Your goal :: Identify all lines below that hold "conditions" and collect them.

Dataset excerpt
## start

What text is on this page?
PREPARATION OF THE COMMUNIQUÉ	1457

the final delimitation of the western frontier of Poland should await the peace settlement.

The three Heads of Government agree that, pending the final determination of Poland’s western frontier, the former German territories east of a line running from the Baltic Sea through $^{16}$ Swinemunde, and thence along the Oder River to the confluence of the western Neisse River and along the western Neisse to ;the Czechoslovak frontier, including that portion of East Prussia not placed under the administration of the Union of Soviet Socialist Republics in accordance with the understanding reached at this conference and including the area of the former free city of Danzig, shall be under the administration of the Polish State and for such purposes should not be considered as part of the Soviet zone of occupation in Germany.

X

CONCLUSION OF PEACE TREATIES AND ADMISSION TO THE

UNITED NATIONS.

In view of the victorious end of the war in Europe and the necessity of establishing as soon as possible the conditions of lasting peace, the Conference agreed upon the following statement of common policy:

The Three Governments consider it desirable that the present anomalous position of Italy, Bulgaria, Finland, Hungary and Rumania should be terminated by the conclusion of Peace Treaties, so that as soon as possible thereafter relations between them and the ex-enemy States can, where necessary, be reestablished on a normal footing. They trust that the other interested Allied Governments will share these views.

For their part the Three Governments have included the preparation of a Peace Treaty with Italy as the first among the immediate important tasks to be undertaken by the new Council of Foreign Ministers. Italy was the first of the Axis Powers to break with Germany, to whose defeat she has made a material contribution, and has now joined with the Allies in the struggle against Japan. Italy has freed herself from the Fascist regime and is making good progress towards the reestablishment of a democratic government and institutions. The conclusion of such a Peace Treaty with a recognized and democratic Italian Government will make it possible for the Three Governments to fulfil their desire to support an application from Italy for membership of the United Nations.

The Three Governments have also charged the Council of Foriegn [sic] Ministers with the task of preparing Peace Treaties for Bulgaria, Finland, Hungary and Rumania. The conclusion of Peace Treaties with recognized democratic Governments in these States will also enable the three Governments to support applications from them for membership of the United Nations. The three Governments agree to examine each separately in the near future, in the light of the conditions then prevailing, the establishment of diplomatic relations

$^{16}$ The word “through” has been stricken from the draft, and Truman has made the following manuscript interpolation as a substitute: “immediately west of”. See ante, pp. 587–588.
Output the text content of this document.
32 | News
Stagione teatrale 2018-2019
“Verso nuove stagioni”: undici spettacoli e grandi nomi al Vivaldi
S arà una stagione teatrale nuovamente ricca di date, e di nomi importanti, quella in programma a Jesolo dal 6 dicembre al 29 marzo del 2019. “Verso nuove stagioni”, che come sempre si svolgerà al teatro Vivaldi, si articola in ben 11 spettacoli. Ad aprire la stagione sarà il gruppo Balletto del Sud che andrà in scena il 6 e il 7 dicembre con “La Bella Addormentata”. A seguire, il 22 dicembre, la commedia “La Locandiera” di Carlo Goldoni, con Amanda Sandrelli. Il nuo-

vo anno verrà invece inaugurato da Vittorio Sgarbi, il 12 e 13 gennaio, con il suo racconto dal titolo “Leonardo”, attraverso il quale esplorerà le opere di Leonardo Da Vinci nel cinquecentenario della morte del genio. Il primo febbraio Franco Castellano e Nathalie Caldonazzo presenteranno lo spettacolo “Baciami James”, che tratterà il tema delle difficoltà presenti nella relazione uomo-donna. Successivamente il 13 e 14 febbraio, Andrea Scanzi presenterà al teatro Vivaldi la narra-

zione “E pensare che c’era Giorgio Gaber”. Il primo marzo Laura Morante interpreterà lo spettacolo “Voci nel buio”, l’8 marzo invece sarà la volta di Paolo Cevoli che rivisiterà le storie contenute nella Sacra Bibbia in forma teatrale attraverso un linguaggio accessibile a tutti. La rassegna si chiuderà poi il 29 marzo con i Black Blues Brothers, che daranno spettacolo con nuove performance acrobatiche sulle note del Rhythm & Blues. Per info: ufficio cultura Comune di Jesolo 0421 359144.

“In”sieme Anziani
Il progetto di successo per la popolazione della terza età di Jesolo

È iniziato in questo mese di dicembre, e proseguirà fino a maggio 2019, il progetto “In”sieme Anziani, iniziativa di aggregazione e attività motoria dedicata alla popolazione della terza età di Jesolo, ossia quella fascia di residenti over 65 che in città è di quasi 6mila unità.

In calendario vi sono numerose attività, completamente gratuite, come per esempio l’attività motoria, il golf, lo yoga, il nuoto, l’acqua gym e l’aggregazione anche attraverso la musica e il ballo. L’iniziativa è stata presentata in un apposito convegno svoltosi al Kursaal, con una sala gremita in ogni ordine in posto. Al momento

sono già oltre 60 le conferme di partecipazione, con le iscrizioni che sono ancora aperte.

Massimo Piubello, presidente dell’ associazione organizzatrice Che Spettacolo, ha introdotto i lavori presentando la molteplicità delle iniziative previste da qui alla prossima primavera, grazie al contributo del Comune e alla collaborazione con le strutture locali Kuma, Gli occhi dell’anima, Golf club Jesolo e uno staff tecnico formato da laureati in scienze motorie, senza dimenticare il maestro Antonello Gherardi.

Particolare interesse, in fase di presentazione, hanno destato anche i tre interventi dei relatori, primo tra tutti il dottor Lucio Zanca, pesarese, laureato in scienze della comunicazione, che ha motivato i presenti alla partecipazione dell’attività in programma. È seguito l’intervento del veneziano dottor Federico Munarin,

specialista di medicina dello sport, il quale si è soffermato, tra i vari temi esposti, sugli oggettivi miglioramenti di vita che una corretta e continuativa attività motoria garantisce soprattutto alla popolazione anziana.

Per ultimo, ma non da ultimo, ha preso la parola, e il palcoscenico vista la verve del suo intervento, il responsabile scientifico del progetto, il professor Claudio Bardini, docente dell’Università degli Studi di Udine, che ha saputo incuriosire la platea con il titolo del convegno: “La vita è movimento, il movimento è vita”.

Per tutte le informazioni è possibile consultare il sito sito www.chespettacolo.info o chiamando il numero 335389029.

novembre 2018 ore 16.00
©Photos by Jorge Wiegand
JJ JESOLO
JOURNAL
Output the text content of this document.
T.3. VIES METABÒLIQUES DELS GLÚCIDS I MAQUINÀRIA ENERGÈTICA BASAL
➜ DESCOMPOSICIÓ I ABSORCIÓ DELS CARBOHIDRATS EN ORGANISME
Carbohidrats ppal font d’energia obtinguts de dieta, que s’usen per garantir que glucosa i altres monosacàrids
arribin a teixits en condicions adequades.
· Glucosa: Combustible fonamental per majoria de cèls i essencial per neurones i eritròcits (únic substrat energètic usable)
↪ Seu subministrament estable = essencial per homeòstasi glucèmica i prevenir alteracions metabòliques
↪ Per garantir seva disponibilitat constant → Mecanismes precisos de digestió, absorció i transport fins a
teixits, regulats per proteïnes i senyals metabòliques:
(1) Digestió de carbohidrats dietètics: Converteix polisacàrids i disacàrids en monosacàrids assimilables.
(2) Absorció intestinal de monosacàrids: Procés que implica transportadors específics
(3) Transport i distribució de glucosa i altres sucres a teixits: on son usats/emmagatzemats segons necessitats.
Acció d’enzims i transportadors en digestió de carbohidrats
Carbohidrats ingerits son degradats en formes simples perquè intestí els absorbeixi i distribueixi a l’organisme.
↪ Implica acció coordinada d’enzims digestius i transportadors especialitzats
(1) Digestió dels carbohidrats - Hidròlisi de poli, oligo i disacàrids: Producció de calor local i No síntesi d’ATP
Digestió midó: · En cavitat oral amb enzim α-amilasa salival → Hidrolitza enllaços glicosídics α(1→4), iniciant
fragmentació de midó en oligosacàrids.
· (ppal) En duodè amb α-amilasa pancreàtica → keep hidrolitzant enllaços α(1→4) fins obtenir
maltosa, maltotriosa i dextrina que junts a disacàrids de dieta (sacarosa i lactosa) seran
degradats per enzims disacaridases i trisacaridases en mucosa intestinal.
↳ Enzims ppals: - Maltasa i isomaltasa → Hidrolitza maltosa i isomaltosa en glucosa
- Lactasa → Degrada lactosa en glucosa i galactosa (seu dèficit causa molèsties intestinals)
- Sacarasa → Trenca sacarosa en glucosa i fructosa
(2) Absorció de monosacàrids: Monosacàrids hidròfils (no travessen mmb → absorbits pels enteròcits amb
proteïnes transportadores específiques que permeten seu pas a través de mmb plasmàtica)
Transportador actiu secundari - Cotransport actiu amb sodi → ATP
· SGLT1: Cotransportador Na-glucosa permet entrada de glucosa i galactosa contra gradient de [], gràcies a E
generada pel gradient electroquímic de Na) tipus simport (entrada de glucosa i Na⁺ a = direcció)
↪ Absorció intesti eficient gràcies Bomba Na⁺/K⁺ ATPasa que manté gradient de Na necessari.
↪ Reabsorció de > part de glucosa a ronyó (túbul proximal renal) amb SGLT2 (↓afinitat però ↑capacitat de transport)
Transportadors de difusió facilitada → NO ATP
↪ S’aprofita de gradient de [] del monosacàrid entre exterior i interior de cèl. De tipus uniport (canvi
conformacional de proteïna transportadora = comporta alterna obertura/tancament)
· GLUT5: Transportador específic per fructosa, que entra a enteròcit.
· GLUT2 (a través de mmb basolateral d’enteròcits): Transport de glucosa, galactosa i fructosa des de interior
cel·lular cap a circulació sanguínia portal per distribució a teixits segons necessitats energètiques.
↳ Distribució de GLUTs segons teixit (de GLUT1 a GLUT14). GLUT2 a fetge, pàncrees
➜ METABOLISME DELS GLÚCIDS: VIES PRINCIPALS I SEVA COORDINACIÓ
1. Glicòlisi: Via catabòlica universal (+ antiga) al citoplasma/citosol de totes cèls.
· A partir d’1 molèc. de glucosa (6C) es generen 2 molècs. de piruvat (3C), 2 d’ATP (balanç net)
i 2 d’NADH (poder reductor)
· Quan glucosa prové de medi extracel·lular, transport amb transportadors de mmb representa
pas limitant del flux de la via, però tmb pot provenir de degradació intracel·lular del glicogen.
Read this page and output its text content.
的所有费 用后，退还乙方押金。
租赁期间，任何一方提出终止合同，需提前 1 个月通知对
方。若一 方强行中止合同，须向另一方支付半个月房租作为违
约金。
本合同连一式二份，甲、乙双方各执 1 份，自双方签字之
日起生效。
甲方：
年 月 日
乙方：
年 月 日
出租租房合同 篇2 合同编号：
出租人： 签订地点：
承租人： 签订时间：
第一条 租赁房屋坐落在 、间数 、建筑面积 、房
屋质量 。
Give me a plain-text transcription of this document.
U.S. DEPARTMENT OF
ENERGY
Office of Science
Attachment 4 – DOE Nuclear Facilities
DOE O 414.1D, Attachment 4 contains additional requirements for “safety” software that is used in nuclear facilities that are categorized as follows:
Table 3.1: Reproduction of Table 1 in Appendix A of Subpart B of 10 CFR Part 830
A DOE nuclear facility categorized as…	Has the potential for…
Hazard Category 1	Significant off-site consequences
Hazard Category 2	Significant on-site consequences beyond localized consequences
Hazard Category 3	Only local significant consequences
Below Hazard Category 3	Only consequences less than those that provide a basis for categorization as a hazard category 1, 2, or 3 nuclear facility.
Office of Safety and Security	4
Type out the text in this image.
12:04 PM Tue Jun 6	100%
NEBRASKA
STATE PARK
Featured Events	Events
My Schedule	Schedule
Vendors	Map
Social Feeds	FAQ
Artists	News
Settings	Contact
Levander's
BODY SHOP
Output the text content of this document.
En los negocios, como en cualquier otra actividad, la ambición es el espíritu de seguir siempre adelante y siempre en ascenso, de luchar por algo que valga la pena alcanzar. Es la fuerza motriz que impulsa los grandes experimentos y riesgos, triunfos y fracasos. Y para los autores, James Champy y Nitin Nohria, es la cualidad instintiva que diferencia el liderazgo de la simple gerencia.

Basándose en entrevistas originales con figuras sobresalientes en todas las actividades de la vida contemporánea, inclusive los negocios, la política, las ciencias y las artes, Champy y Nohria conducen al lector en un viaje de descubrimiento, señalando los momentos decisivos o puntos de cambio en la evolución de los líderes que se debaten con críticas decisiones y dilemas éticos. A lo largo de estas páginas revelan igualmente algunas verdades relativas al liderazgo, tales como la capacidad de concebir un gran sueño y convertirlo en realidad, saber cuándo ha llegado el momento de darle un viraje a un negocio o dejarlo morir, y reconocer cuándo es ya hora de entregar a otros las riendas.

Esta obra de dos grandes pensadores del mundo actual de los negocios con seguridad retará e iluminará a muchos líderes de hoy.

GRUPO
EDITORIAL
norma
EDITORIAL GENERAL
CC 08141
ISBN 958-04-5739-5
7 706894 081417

## end

Complete output ::
In view of the victorious end of the war in Europe and the necessity of establishing as soon as possible the conditions of lasting peace, the Conference agreed upon the following statement of common policy:
The Three Governments have also charged the Council of Foriegn [sic] Ministers with the task of preparing Peace Treaties for Bulgaria, Finland, Hungary and Rumania. The conclusion of Peace Treaties with recognized democratic Governments in these States will also enable the three Governments to support applications from them for membership of the United Nations. The three Governments agree to examine each separately in the near future, in the light of the conditions then prevailing, the establishment of diplomatic relations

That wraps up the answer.